Required task →
Select every line holding the word "background" and copy it.

========

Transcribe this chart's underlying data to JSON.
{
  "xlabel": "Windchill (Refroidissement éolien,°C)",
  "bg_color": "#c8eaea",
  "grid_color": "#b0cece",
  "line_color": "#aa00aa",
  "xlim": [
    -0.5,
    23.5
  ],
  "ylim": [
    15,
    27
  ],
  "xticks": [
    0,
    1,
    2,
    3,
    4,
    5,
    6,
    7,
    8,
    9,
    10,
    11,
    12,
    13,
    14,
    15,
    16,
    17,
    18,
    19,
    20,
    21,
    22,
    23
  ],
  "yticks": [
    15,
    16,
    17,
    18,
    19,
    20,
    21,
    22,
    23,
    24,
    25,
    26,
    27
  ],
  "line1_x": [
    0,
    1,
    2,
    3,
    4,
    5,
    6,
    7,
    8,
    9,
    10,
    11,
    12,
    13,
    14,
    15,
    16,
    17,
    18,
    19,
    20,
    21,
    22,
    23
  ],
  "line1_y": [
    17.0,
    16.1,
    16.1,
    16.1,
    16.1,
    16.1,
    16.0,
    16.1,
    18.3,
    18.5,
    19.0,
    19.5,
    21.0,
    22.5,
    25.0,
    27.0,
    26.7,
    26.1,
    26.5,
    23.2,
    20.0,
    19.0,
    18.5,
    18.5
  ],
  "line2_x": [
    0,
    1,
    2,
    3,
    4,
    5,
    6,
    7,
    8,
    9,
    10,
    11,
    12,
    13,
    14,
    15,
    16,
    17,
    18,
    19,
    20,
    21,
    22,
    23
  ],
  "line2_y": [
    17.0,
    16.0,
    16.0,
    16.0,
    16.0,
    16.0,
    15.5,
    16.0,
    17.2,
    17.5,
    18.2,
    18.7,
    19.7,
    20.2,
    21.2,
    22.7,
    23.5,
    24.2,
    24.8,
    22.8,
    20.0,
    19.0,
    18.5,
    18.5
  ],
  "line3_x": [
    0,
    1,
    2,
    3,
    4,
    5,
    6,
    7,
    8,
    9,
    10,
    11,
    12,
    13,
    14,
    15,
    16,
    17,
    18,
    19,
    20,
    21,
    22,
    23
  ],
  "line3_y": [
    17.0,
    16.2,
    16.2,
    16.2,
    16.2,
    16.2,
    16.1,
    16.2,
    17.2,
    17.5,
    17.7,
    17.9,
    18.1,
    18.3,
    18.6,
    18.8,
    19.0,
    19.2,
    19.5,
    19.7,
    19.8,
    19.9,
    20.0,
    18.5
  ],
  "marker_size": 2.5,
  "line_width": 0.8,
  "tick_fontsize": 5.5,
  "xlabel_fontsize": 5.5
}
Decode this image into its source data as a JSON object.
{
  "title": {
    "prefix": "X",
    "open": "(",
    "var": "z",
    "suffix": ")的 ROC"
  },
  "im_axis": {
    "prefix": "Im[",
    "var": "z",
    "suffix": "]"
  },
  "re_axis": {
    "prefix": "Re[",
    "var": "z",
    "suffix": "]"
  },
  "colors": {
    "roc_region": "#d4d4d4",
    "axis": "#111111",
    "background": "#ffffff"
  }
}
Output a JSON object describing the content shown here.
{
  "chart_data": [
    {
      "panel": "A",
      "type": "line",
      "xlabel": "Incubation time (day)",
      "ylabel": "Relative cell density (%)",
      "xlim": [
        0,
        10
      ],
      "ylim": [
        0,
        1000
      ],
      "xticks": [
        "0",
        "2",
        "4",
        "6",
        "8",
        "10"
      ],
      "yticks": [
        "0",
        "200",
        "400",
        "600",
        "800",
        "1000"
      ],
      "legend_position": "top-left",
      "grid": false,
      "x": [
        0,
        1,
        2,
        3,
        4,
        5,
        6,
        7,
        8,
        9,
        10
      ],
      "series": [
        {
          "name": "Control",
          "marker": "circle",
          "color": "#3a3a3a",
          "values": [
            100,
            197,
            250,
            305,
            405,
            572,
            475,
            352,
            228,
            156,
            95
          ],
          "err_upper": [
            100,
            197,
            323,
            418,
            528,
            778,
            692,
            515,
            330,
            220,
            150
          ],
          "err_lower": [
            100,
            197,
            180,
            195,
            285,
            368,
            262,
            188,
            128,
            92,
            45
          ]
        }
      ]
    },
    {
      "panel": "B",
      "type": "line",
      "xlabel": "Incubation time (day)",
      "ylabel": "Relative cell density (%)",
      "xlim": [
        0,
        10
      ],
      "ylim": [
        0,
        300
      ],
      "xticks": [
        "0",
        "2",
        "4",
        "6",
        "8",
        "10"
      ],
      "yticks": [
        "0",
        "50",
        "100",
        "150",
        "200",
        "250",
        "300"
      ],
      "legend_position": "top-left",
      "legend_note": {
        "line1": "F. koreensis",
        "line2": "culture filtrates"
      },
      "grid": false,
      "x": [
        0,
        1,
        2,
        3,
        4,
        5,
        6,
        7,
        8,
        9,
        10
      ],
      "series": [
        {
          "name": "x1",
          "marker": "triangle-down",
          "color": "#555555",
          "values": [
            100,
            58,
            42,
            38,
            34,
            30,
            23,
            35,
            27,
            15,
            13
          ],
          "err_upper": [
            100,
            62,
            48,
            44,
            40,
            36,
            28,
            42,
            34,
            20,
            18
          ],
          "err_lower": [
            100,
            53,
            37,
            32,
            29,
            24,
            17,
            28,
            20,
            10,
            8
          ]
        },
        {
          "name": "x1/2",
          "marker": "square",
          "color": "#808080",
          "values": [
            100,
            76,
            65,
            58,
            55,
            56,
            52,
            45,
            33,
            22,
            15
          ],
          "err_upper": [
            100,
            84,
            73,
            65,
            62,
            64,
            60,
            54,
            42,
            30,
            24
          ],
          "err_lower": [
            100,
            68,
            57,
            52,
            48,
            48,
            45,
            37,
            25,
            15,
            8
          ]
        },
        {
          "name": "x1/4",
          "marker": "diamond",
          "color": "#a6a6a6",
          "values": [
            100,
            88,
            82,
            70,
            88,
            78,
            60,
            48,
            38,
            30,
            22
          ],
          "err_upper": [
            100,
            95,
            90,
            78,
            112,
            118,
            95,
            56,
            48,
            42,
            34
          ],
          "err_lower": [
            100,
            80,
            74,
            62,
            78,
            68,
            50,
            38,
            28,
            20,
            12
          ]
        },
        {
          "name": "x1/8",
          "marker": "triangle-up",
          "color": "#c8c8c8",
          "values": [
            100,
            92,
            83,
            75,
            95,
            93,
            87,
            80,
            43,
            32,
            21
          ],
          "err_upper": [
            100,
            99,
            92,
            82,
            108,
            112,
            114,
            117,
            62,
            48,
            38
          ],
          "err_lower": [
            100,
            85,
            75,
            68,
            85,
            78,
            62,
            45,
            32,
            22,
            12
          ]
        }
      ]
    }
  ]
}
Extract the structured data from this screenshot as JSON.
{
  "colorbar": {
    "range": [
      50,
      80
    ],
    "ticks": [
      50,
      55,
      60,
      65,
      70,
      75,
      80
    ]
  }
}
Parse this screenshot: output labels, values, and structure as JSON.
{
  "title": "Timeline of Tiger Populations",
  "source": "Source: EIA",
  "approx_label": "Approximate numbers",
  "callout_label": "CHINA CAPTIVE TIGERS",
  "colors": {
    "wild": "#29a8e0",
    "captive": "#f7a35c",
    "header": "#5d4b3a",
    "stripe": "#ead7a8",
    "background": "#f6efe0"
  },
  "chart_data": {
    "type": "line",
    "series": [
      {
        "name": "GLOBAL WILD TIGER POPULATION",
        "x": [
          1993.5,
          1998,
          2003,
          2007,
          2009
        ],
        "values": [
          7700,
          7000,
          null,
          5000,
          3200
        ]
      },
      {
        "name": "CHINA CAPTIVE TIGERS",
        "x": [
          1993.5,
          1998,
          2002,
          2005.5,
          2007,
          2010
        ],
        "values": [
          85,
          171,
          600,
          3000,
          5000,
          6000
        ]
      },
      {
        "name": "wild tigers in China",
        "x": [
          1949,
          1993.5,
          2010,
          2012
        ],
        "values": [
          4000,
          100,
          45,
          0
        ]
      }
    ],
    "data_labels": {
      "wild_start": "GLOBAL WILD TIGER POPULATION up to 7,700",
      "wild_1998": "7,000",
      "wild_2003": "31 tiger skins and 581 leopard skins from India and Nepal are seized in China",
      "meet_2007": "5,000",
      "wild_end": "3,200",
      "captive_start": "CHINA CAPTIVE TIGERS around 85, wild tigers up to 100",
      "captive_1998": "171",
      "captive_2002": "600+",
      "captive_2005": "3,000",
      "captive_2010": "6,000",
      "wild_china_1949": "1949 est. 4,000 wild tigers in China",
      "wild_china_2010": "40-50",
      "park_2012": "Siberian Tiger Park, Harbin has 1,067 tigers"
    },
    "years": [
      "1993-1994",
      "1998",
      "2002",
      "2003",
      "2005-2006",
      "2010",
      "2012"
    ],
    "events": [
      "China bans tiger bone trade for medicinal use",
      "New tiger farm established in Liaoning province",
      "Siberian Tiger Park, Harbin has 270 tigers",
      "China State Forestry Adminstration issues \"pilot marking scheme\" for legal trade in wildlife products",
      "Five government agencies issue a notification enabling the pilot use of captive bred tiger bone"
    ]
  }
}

========

Correct response →
    "background": "#ffffff"
    "background": "#f6efe0"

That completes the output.